> INSTRUCTIONS TO FOLLOW
Below is the data. Give it again, complete and exact.
**** ENTRIES PROVIDED
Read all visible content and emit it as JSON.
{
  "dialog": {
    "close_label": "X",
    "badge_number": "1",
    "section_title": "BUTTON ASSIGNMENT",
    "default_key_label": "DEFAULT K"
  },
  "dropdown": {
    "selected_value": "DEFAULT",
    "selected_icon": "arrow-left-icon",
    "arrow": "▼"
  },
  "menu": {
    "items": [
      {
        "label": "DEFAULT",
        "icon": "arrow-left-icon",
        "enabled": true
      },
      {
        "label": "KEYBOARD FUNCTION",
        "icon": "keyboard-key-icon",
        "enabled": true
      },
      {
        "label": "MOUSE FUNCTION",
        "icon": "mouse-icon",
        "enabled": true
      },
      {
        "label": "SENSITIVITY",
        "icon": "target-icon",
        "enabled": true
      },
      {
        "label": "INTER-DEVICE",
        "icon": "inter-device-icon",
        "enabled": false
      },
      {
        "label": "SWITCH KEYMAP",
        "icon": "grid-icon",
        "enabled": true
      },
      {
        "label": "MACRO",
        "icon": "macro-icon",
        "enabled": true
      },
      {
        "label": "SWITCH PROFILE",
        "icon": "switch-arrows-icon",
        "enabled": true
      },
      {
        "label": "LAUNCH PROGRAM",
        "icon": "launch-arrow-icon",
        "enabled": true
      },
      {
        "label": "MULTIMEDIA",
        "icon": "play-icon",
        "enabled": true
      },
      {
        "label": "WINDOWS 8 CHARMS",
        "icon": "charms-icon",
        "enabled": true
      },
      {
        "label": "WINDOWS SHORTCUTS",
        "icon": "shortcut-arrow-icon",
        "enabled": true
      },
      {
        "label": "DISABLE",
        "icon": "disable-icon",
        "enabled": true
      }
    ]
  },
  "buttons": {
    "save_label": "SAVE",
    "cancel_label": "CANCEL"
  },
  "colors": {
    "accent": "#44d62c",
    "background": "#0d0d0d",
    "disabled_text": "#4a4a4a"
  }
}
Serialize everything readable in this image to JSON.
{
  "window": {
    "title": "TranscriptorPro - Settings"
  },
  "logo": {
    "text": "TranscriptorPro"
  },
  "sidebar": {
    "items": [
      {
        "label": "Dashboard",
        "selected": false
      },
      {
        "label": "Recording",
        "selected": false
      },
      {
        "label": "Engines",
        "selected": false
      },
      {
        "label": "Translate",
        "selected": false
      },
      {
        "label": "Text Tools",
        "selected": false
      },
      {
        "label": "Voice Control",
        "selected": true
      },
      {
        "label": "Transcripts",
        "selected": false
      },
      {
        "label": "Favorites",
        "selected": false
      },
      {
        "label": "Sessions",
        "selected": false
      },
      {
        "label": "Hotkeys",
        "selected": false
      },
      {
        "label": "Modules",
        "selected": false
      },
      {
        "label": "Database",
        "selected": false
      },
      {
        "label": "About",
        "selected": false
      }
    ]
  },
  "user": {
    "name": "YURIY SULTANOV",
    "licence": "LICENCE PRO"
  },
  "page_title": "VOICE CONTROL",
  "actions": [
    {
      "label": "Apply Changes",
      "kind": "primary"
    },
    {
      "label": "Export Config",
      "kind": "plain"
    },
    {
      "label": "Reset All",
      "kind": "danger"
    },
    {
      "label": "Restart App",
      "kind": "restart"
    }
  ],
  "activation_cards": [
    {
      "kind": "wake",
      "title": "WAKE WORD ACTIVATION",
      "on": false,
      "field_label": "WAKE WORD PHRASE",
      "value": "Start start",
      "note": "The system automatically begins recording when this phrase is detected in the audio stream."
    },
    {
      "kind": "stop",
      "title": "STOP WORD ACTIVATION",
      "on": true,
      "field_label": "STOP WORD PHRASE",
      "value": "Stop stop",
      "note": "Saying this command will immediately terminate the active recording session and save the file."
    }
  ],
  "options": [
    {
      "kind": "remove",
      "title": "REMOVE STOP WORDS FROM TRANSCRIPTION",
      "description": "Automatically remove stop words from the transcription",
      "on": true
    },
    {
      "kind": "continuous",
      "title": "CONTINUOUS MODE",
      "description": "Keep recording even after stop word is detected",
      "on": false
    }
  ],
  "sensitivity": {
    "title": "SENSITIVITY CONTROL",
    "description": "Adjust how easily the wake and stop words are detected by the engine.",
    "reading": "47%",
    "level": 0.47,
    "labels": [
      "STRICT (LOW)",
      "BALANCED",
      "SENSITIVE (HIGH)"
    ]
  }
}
********
> THE COMPLETED TASK
Read all visible content and emit it as JSON.
{
  "dialog": {
    "close_label": "X",
    "badge_number": "1",
    "section_title": "BUTTON ASSIGNMENT",
    "default_key_label": "DEFAULT K"
  },
  "dropdown": {
    "selected_value": "DEFAULT",
    "selected_icon": "arrow-left-icon",
    "arrow": "▼"
  },
  "menu": {
    "items": [
      {
        "label": "DEFAULT",
        "icon": "arrow-left-icon",
        "enabled": true
      },
      {
        "label": "KEYBOARD FUNCTION",
        "icon": "keyboard-key-icon",
        "enabled": true
      },
      {
        "label": "MOUSE FUNCTION",
        "icon": "mouse-icon",
        "enabled": true
      },
      {
        "label": "SENSITIVITY",
        "icon": "target-icon",
        "enabled": true
      },
      {
        "label": "INTER-DEVICE",
        "icon": "inter-device-icon",
        "enabled": false
      },
      {
        "label": "SWITCH KEYMAP",
        "icon": "grid-icon",
        "enabled": true
      },
      {
        "label": "MACRO",
        "icon": "macro-icon",
        "enabled": true
      },
      {
        "label": "SWITCH PROFILE",
        "icon": "switch-arrows-icon",
        "enabled": true
      },
      {
        "label": "LAUNCH PROGRAM",
        "icon": "launch-arrow-icon",
        "enabled": true
      },
      {
        "label": "MULTIMEDIA",
        "icon": "play-icon",
        "enabled": true
      },
      {
        "label": "WINDOWS 8 CHARMS",
        "icon": "charms-icon",
        "enabled": true
      },
      {
        "label": "WINDOWS SHORTCUTS",
        "icon": "shortcut-arrow-icon",
        "enabled": true
      },
      {
        "label": "DISABLE",
        "icon": "disable-icon",
        "enabled": true
      }
    ]
  },
  "buttons": {
    "save_label": "SAVE",
    "cancel_label": "CANCEL"
  },
  "colors": {
    "accent": "#44d62c",
    "background": "#0d0d0d",
    "disabled_text": "#4a4a4a"
  }
}
Serialize everything readable in this image to JSON.
{
  "window": {
    "title": "TranscriptorPro - Settings"
  },
  "logo": {
    "text": "TranscriptorPro"
  },
  "sidebar": {
    "items": [
      {
        "label": "Dashboard",
        "selected": false
      },
      {
        "label": "Recording",
        "selected": false
      },
      {
        "label": "Engines",
        "selected": false
      },
      {
        "label": "Translate",
        "selected": false
      },
      {
        "label": "Text Tools",
        "selected": false
      },
      {
        "label": "Voice Control",
        "selected": true
      },
      {
        "label": "Transcripts",
        "selected": false
      },
      {
        "label": "Favorites",
        "selected": false
      },
      {
        "label": "Sessions",
        "selected": false
      },
      {
        "label": "Hotkeys",
        "selected": false
      },
      {
        "label": "Modules",
        "selected": false
      },
      {
        "label": "Database",
        "selected": false
      },
      {
        "label": "About",
        "selected": false
      }
    ]
  },
  "user": {
    "name": "YURIY SULTANOV",
    "licence": "LICENCE PRO"
  },
  "page_title": "VOICE CONTROL",
  "actions": [
    {
      "label": "Apply Changes",
      "kind": "primary"
    },
    {
      "label": "Export Config",
      "kind": "plain"
    },
    {
      "label": "Reset All",
      "kind": "danger"
    },
    {
      "label": "Restart App",
      "kind": "restart"
    }
  ],
  "activation_cards": [
    {
      "kind": "wake",
      "title": "WAKE WORD ACTIVATION",
      "on": false,
      "field_label": "WAKE WORD PHRASE",
      "value": "Start start",
      "note": "The system automatically begins recording when this phrase is detected in the audio stream."
    },
    {
      "kind": "stop",
      "title": "STOP WORD ACTIVATION",
      "on": true,
      "field_label": "STOP WORD PHRASE",
      "value": "Stop stop",
      "note": "Saying this command will immediately terminate the active recording session and save the file."
    }
  ],
  "options": [
    {
      "kind": "remove",
      "title": "REMOVE STOP WORDS FROM TRANSCRIPTION",
      "description": "Automatically remove stop words from the transcription",
      "on": true
    },
    {
      "kind": "continuous",
      "title": "CONTINUOUS MODE",
      "description": "Keep recording even after stop word is detected",
      "on": false
    }
  ],
  "sensitivity": {
    "title": "SENSITIVITY CONTROL",
    "description": "Adjust how easily the wake and stop words are detected by the engine.",
    "reading": "47%",
    "level": 0.47,
    "labels": [
      "STRICT (LOW)",
      "BALANCED",
      "SENSITIVE (HIGH)"
    ]
  }
}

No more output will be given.